Stored items:

## START

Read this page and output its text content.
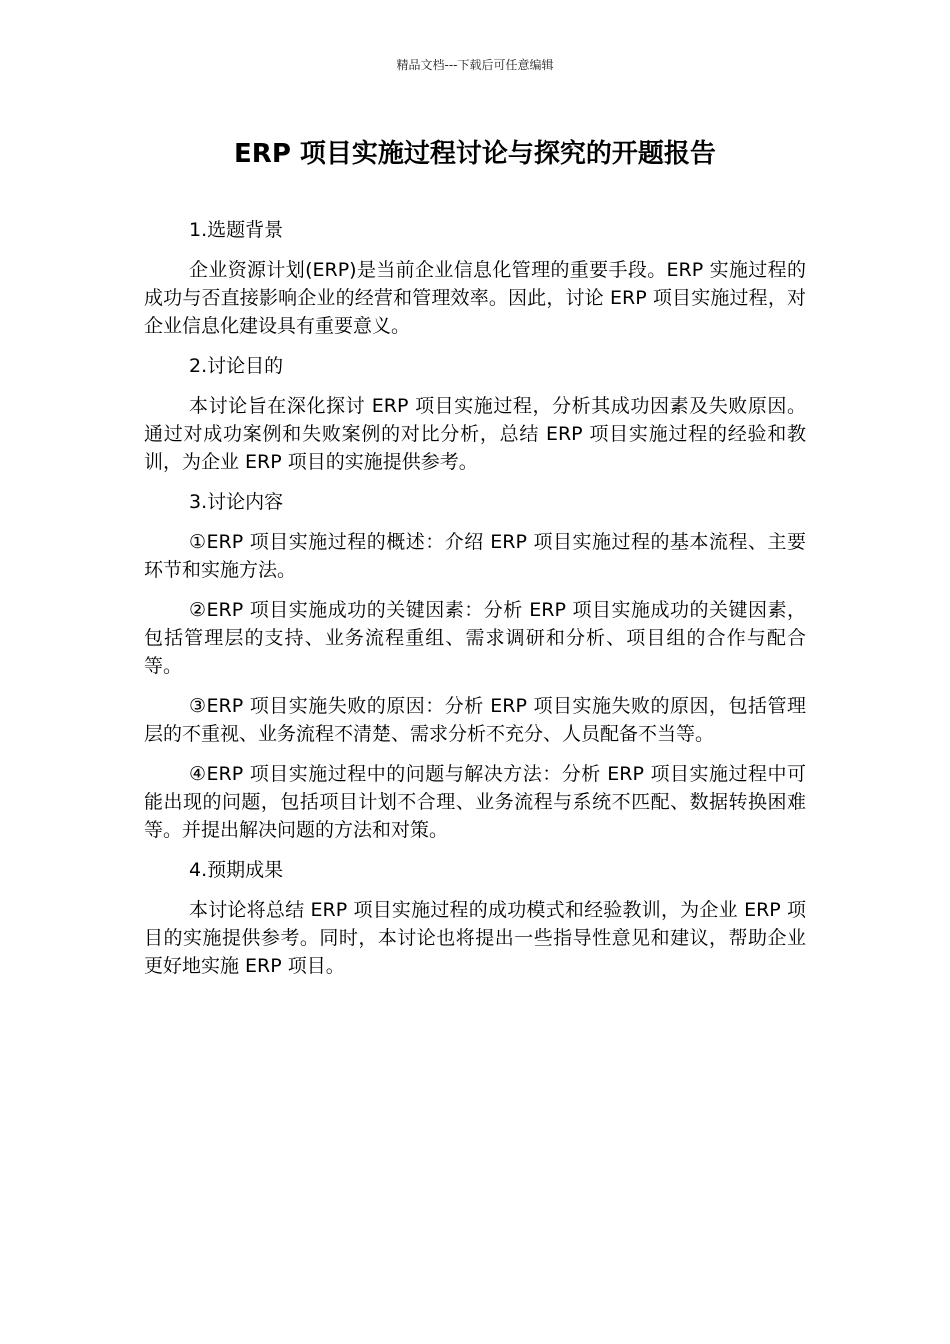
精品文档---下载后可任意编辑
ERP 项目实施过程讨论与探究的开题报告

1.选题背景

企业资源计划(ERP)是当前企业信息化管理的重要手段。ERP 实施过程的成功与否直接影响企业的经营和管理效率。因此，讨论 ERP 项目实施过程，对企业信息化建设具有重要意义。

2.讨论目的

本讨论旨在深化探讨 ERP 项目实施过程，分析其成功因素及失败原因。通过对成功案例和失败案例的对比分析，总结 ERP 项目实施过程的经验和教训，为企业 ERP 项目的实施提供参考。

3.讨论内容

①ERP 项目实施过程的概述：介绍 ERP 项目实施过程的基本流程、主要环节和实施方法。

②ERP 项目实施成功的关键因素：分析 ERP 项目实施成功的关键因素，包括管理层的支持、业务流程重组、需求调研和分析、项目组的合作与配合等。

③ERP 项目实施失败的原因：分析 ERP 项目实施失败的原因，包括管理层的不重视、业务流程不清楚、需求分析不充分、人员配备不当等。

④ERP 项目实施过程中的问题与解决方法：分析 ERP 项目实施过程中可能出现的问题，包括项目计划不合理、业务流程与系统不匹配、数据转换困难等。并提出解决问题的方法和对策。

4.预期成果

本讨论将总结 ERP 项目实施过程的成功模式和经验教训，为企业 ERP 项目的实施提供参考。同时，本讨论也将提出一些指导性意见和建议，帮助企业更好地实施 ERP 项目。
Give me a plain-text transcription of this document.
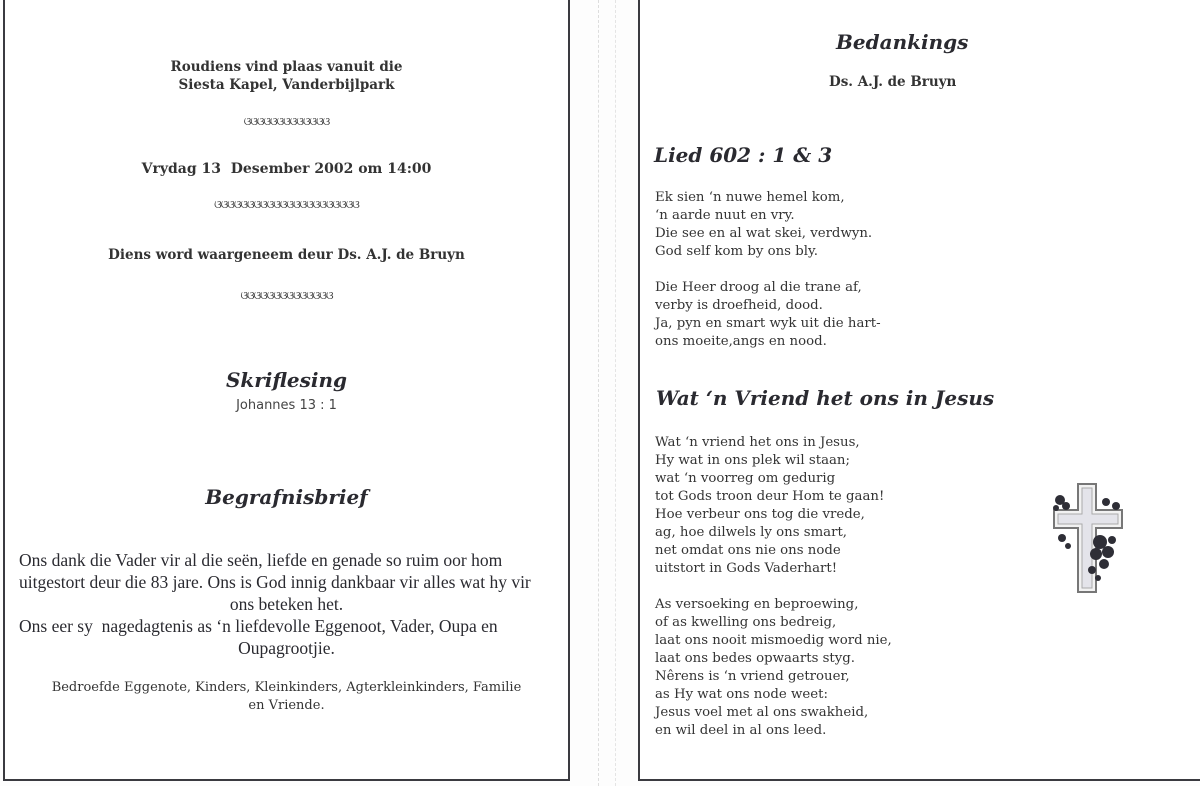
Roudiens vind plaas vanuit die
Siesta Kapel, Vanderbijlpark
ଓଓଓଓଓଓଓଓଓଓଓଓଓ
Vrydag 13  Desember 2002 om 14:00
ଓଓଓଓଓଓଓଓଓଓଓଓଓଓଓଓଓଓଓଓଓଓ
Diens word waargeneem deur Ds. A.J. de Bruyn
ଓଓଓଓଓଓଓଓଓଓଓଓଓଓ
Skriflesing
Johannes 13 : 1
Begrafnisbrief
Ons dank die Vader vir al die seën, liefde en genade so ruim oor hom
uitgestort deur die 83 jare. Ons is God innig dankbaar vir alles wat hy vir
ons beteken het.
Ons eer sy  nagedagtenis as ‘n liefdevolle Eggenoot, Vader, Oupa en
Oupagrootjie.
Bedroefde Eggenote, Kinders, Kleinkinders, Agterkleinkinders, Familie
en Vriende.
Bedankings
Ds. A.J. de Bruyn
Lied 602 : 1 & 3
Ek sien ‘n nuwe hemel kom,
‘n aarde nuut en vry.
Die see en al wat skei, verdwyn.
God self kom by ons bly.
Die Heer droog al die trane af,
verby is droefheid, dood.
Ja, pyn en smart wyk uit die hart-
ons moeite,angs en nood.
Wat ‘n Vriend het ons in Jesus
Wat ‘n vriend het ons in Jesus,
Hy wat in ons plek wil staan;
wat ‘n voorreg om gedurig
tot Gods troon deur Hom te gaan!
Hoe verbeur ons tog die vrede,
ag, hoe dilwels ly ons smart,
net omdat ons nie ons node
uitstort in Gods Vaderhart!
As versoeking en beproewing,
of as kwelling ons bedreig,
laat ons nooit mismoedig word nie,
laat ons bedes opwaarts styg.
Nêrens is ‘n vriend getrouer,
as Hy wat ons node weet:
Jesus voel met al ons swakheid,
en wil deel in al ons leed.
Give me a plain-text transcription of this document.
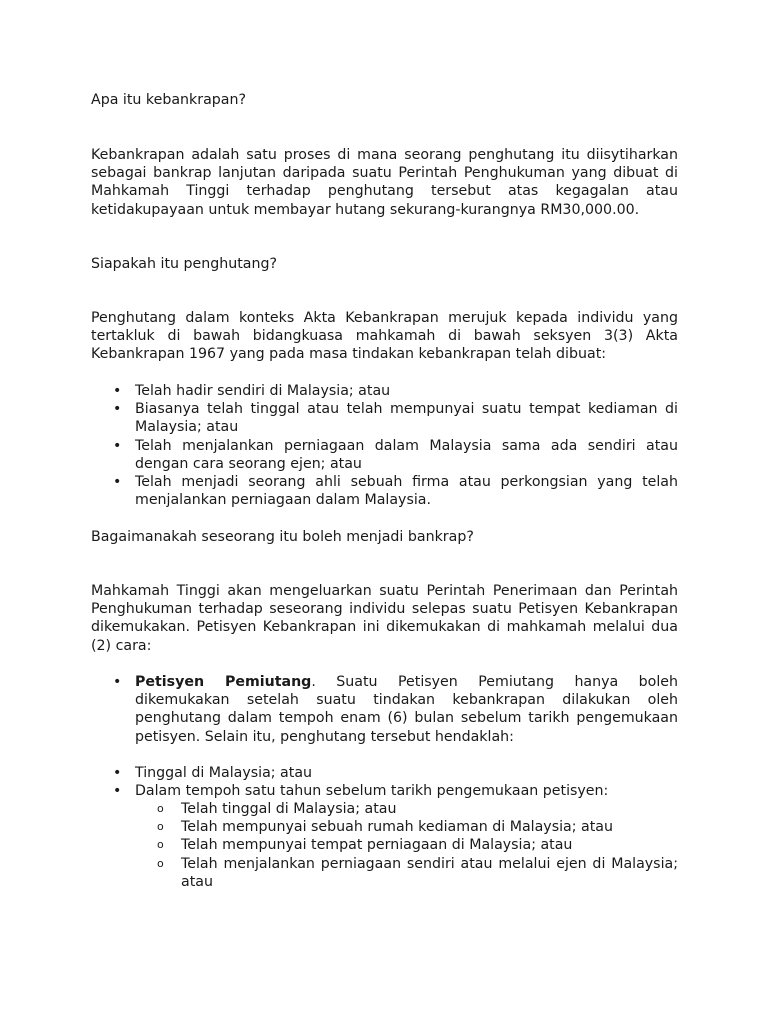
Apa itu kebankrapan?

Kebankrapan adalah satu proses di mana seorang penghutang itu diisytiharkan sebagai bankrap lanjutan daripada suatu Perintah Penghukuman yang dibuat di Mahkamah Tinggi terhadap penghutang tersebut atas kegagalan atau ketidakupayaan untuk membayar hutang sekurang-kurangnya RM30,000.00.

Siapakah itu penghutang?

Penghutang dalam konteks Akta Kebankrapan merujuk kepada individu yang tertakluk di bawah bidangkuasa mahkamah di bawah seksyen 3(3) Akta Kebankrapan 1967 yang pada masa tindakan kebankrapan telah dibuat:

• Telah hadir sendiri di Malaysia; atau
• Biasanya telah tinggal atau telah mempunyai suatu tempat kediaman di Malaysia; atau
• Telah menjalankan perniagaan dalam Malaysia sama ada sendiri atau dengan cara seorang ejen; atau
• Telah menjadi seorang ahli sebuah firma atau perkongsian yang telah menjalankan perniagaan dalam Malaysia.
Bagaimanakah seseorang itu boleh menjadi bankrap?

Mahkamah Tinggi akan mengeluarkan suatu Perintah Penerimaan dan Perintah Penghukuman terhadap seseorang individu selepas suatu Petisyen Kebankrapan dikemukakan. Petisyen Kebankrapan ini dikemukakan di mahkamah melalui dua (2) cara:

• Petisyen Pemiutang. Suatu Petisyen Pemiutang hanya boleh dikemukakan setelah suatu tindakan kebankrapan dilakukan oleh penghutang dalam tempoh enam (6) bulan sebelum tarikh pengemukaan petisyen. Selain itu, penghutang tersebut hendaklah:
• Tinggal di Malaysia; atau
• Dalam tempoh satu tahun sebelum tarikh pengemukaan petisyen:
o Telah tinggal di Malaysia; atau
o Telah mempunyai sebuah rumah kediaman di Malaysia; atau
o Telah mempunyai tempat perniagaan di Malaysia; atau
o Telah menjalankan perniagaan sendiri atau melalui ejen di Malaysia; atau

## END

Task instructions:
Pull out every line holding "suatu" from the records above, and copy it.

Complete response:
Kebankrapan adalah satu proses di mana seorang penghutang itu diisytiharkan sebagai bankrap lanjutan daripada suatu Perintah Penghukuman yang dibuat di Mahkamah Tinggi terhadap penghutang tersebut atas kegagalan atau ketidakupayaan untuk membayar hutang sekurang-kurangnya RM30,000.00.
• Biasanya telah tinggal atau telah mempunyai suatu tempat kediaman di Malaysia; atau
Mahkamah Tinggi akan mengeluarkan suatu Perintah Penerimaan dan Perintah Penghukuman terhadap seseorang individu selepas suatu Petisyen Kebankrapan dikemukakan. Petisyen Kebankrapan ini dikemukakan di mahkamah melalui dua (2) cara:
• Petisyen Pemiutang. Suatu Petisyen Pemiutang hanya boleh dikemukakan setelah suatu tindakan kebankrapan dilakukan oleh penghutang dalam tempoh enam (6) bulan sebelum tarikh pengemukaan petisyen. Selain itu, penghutang tersebut hendaklah:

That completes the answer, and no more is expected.